## PROBLEM DETAILS
Copy out the rows below word for word, starting at the one containing "terminal-symbol xyxy=(579,309,601,331)" and ending at the one containing "motor-symbol xyxy=(732,702,804,774)".

— Begin —

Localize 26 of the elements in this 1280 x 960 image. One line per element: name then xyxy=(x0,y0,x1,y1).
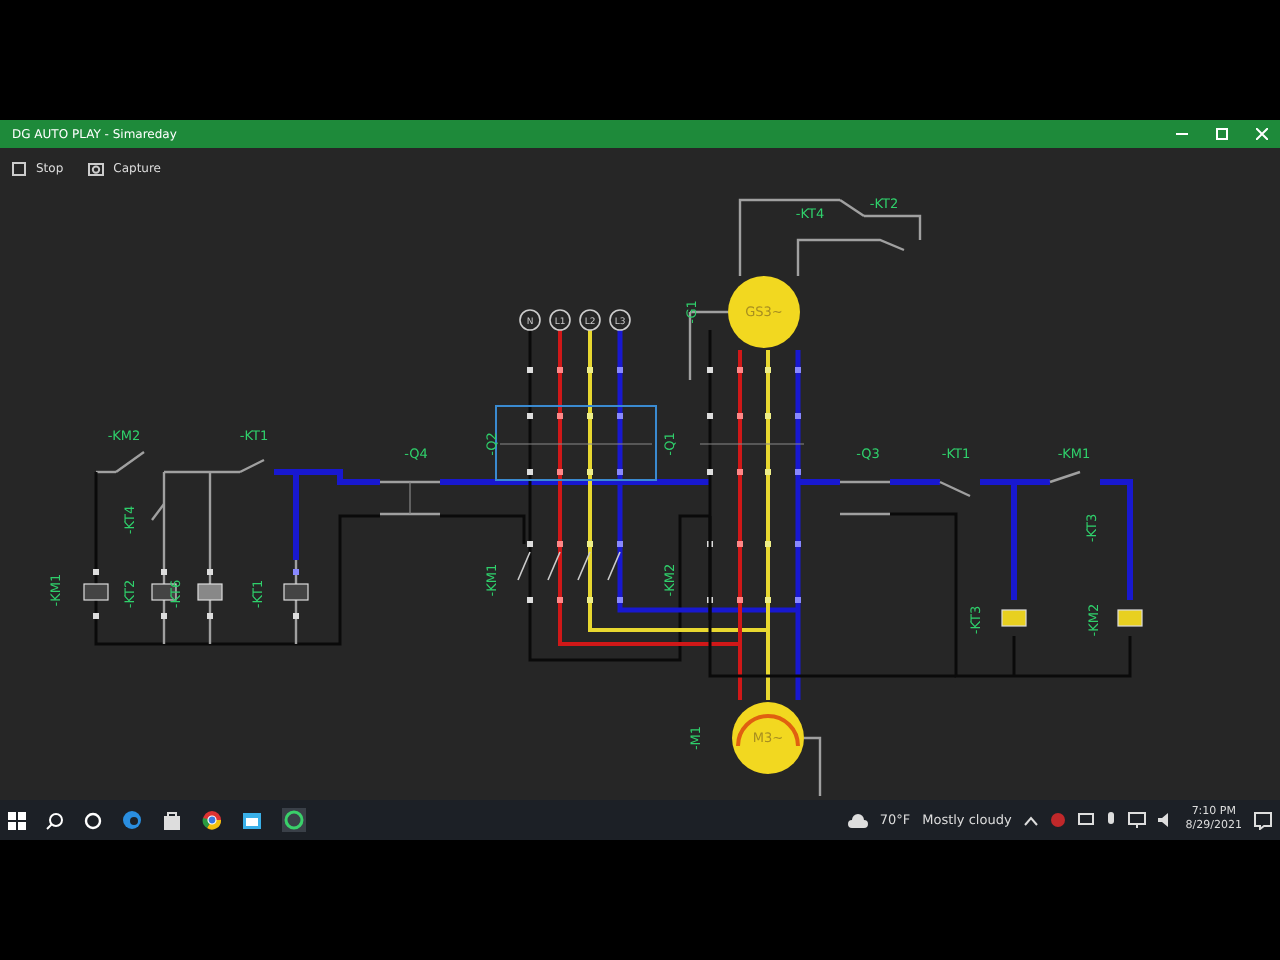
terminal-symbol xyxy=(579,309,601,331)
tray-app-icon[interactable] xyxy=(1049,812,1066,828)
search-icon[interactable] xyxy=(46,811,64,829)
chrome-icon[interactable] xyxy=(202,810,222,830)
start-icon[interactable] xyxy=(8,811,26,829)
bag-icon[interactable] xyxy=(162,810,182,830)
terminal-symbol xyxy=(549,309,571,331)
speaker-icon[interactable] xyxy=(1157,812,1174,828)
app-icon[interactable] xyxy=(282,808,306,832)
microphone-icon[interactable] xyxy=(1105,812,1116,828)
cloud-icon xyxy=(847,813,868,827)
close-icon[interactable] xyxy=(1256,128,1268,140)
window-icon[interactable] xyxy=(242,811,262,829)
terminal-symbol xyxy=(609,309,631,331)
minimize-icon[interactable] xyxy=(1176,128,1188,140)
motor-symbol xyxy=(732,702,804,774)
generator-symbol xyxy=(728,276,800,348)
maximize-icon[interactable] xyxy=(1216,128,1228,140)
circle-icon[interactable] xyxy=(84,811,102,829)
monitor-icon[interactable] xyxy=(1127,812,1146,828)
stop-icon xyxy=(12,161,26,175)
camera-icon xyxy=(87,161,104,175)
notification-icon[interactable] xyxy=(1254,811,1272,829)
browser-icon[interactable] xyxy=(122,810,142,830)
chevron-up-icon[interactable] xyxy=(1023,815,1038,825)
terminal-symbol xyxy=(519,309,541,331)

— End —

## TASK OUTPUT
terminal-symbol xyxy=(579,309,601,331)
tray-app-icon[interactable] xyxy=(1049,812,1066,828)
search-icon[interactable] xyxy=(46,811,64,829)
chrome-icon[interactable] xyxy=(202,810,222,830)
start-icon[interactable] xyxy=(8,811,26,829)
bag-icon[interactable] xyxy=(162,810,182,830)
terminal-symbol xyxy=(549,309,571,331)
speaker-icon[interactable] xyxy=(1157,812,1174,828)
app-icon[interactable] xyxy=(282,808,306,832)
microphone-icon[interactable] xyxy=(1105,812,1116,828)
cloud-icon xyxy=(847,813,868,827)
close-icon[interactable] xyxy=(1256,128,1268,140)
window-icon[interactable] xyxy=(242,811,262,829)
terminal-symbol xyxy=(609,309,631,331)
minimize-icon[interactable] xyxy=(1176,128,1188,140)
motor-symbol xyxy=(732,702,804,774)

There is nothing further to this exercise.